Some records

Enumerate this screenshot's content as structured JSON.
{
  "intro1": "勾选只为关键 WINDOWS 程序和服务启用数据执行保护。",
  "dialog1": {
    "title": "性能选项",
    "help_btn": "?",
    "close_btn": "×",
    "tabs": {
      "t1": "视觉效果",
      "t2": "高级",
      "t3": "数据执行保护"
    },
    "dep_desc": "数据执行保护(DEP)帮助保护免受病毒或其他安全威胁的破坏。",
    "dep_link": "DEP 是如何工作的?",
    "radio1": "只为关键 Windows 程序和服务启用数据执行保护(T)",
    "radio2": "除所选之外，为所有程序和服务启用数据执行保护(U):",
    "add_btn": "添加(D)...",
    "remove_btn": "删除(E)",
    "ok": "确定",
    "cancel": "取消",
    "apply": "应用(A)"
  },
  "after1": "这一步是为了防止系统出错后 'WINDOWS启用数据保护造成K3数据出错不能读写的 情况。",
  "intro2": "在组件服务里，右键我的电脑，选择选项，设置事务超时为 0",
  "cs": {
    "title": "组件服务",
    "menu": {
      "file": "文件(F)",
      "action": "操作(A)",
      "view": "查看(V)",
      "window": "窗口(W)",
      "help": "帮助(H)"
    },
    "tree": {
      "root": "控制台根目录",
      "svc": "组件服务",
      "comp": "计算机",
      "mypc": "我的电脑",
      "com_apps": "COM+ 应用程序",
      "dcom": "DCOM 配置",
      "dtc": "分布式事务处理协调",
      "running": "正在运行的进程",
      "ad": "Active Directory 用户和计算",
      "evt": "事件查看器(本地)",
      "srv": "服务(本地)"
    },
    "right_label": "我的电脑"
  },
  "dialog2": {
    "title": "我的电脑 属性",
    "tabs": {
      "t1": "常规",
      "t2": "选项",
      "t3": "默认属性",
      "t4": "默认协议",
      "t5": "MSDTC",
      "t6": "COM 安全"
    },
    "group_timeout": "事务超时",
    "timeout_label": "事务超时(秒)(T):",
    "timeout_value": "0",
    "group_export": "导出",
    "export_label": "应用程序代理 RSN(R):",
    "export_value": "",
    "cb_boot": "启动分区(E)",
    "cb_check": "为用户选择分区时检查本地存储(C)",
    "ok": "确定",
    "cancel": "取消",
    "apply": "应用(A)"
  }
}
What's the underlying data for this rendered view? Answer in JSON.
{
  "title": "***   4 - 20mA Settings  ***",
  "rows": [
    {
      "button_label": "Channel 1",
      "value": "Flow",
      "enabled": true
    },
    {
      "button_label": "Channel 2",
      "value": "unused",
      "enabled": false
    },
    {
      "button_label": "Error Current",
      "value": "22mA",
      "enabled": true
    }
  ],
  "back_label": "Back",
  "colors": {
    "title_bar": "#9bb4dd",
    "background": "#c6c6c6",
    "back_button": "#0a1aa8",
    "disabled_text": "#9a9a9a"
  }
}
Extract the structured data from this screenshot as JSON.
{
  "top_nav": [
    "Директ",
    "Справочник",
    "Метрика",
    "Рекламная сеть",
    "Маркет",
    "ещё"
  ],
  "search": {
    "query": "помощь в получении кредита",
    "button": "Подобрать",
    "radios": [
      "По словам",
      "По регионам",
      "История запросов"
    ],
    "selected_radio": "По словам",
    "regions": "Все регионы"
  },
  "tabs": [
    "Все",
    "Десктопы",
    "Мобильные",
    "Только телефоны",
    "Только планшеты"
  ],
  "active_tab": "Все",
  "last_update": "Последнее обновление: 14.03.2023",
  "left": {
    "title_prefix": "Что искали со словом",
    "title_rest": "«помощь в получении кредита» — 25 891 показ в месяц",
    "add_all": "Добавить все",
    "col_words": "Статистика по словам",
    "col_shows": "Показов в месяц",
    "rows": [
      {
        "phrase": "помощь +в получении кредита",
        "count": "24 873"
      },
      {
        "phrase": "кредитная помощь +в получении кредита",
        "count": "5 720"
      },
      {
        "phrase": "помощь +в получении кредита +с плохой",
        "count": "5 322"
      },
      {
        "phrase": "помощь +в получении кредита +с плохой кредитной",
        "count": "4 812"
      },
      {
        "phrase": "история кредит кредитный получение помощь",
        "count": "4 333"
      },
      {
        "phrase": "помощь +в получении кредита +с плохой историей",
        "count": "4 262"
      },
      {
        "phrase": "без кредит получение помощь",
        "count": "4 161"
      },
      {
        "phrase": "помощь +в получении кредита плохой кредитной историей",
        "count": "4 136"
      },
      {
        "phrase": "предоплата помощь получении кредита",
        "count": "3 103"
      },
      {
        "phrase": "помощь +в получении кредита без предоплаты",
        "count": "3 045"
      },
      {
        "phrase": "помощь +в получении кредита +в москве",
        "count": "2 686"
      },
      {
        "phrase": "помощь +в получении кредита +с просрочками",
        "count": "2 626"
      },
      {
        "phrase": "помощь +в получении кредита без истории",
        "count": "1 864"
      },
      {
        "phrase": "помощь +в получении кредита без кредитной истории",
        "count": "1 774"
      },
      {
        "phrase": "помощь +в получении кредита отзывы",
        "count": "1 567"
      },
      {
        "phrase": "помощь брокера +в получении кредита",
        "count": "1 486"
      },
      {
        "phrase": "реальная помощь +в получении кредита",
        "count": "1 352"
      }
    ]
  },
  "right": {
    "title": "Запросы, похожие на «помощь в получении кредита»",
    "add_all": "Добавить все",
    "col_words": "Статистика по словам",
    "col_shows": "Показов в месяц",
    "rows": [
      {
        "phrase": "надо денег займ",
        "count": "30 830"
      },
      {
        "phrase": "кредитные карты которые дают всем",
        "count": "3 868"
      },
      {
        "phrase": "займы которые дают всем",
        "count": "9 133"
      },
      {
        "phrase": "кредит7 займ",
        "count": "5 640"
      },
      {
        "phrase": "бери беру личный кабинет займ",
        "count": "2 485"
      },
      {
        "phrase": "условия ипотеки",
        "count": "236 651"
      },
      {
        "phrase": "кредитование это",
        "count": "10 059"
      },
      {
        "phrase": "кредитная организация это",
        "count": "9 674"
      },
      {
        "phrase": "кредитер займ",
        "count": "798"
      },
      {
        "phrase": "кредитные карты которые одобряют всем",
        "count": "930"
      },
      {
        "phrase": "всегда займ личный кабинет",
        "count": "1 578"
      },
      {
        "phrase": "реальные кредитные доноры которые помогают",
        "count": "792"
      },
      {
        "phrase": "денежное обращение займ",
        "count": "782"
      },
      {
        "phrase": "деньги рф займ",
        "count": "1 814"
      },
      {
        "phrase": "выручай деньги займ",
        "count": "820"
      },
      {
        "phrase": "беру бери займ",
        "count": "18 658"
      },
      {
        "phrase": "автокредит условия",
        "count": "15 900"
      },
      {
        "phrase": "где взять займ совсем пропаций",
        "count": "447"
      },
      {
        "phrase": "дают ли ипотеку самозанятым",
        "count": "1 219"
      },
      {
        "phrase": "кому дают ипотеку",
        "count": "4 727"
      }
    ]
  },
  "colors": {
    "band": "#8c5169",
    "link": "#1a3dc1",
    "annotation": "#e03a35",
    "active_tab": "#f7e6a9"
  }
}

» What is required:
Reproduce every record, matching each line exactly.

» Worked answer:
Enumerate this screenshot's content as structured JSON.
{
  "intro1": "勾选只为关键 WINDOWS 程序和服务启用数据执行保护。",
  "dialog1": {
    "title": "性能选项",
    "help_btn": "?",
    "close_btn": "×",
    "tabs": {
      "t1": "视觉效果",
      "t2": "高级",
      "t3": "数据执行保护"
    },
    "dep_desc": "数据执行保护(DEP)帮助保护免受病毒或其他安全威胁的破坏。",
    "dep_link": "DEP 是如何工作的?",
    "radio1": "只为关键 Windows 程序和服务启用数据执行保护(T)",
    "radio2": "除所选之外，为所有程序和服务启用数据执行保护(U):",
    "add_btn": "添加(D)...",
    "remove_btn": "删除(E)",
    "ok": "确定",
    "cancel": "取消",
    "apply": "应用(A)"
  },
  "after1": "这一步是为了防止系统出错后 'WINDOWS启用数据保护造成K3数据出错不能读写的 情况。",
  "intro2": "在组件服务里，右键我的电脑，选择选项，设置事务超时为 0",
  "cs": {
    "title": "组件服务",
    "menu": {
      "file": "文件(F)",
      "action": "操作(A)",
      "view": "查看(V)",
      "window": "窗口(W)",
      "help": "帮助(H)"
    },
    "tree": {
      "root": "控制台根目录",
      "svc": "组件服务",
      "comp": "计算机",
      "mypc": "我的电脑",
      "com_apps": "COM+ 应用程序",
      "dcom": "DCOM 配置",
      "dtc": "分布式事务处理协调",
      "running": "正在运行的进程",
      "ad": "Active Directory 用户和计算",
      "evt": "事件查看器(本地)",
      "srv": "服务(本地)"
    },
    "right_label": "我的电脑"
  },
  "dialog2": {
    "title": "我的电脑 属性",
    "tabs": {
      "t1": "常规",
      "t2": "选项",
      "t3": "默认属性",
      "t4": "默认协议",
      "t5": "MSDTC",
      "t6": "COM 安全"
    },
    "group_timeout": "事务超时",
    "timeout_label": "事务超时(秒)(T):",
    "timeout_value": "0",
    "group_export": "导出",
    "export_label": "应用程序代理 RSN(R):",
    "export_value": "",
    "cb_boot": "启动分区(E)",
    "cb_check": "为用户选择分区时检查本地存储(C)",
    "ok": "确定",
    "cancel": "取消",
    "apply": "应用(A)"
  }
}
What's the underlying data for this rendered view? Answer in JSON.
{
  "title": "***   4 - 20mA Settings  ***",
  "rows": [
    {
      "button_label": "Channel 1",
      "value": "Flow",
      "enabled": true
    },
    {
      "button_label": "Channel 2",
      "value": "unused",
      "enabled": false
    },
    {
      "button_label": "Error Current",
      "value": "22mA",
      "enabled": true
    }
  ],
  "back_label": "Back",
  "colors": {
    "title_bar": "#9bb4dd",
    "background": "#c6c6c6",
    "back_button": "#0a1aa8",
    "disabled_text": "#9a9a9a"
  }
}
Extract the structured data from this screenshot as JSON.
{
  "top_nav": [
    "Директ",
    "Справочник",
    "Метрика",
    "Рекламная сеть",
    "Маркет",
    "ещё"
  ],
  "search": {
    "query": "помощь в получении кредита",
    "button": "Подобрать",
    "radios": [
      "По словам",
      "По регионам",
      "История запросов"
    ],
    "selected_radio": "По словам",
    "regions": "Все регионы"
  },
  "tabs": [
    "Все",
    "Десктопы",
    "Мобильные",
    "Только телефоны",
    "Только планшеты"
  ],
  "active_tab": "Все",
  "last_update": "Последнее обновление: 14.03.2023",
  "left": {
    "title_prefix": "Что искали со словом",
    "title_rest": "«помощь в получении кредита» — 25 891 показ в месяц",
    "add_all": "Добавить все",
    "col_words": "Статистика по словам",
    "col_shows": "Показов в месяц",
    "rows": [
      {
        "phrase": "помощь +в получении кредита",
        "count": "24 873"
      },
      {
        "phrase": "кредитная помощь +в получении кредита",
        "count": "5 720"
      },
      {
        "phrase": "помощь +в получении кредита +с плохой",
        "count": "5 322"
      },
      {
        "phrase": "помощь +в получении кредита +с плохой кредитной",
        "count": "4 812"
      },
      {
        "phrase": "история кредит кредитный получение помощь",
        "count": "4 333"
      },
      {
        "phrase": "помощь +в получении кредита +с плохой историей",
        "count": "4 262"
      },
      {
        "phrase": "без кредит получение помощь",
        "count": "4 161"
      },
      {
        "phrase": "помощь +в получении кредита плохой кредитной историей",
        "count": "4 136"
      },
      {
        "phrase": "предоплата помощь получении кредита",
        "count": "3 103"
      },
      {
        "phrase": "помощь +в получении кредита без предоплаты",
        "count": "3 045"
      },
      {
        "phrase": "помощь +в получении кредита +в москве",
        "count": "2 686"
      },
      {
        "phrase": "помощь +в получении кредита +с просрочками",
        "count": "2 626"
      },
      {
        "phrase": "помощь +в получении кредита без истории",
        "count": "1 864"
      },
      {
        "phrase": "помощь +в получении кредита без кредитной истории",
        "count": "1 774"
      },
      {
        "phrase": "помощь +в получении кредита отзывы",
        "count": "1 567"
      },
      {
        "phrase": "помощь брокера +в получении кредита",
        "count": "1 486"
      },
      {
        "phrase": "реальная помощь +в получении кредита",
        "count": "1 352"
      }
    ]
  },
  "right": {
    "title": "Запросы, похожие на «помощь в получении кредита»",
    "add_all": "Добавить все",
    "col_words": "Статистика по словам",
    "col_shows": "Показов в месяц",
    "rows": [
      {
        "phrase": "надо денег займ",
        "count": "30 830"
      },
      {
        "phrase": "кредитные карты которые дают всем",
        "count": "3 868"
      },
      {
        "phrase": "займы которые дают всем",
        "count": "9 133"
      },
      {
        "phrase": "кредит7 займ",
        "count": "5 640"
      },
      {
        "phrase": "бери беру личный кабинет займ",
        "count": "2 485"
      },
      {
        "phrase": "условия ипотеки",
        "count": "236 651"
      },
      {
        "phrase": "кредитование это",
        "count": "10 059"
      },
      {
        "phrase": "кредитная организация это",
        "count": "9 674"
      },
      {
        "phrase": "кредитер займ",
        "count": "798"
      },
      {
        "phrase": "кредитные карты которые одобряют всем",
        "count": "930"
      },
      {
        "phrase": "всегда займ личный кабинет",
        "count": "1 578"
      },
      {
        "phrase": "реальные кредитные доноры которые помогают",
        "count": "792"
      },
      {
        "phrase": "денежное обращение займ",
        "count": "782"
      },
      {
        "phrase": "деньги рф займ",
        "count": "1 814"
      },
      {
        "phrase": "выручай деньги займ",
        "count": "820"
      },
      {
        "phrase": "беру бери займ",
        "count": "18 658"
      },
      {
        "phrase": "автокредит условия",
        "count": "15 900"
      },
      {
        "phrase": "где взять займ совсем пропаций",
        "count": "447"
      },
      {
        "phrase": "дают ли ипотеку самозанятым",
        "count": "1 219"
      },
      {
        "phrase": "кому дают ипотеку",
        "count": "4 727"
      }
    ]
  },
  "colors": {
    "band": "#8c5169",
    "link": "#1a3dc1",
    "annotation": "#e03a35",
    "active_tab": "#f7e6a9"
  }
}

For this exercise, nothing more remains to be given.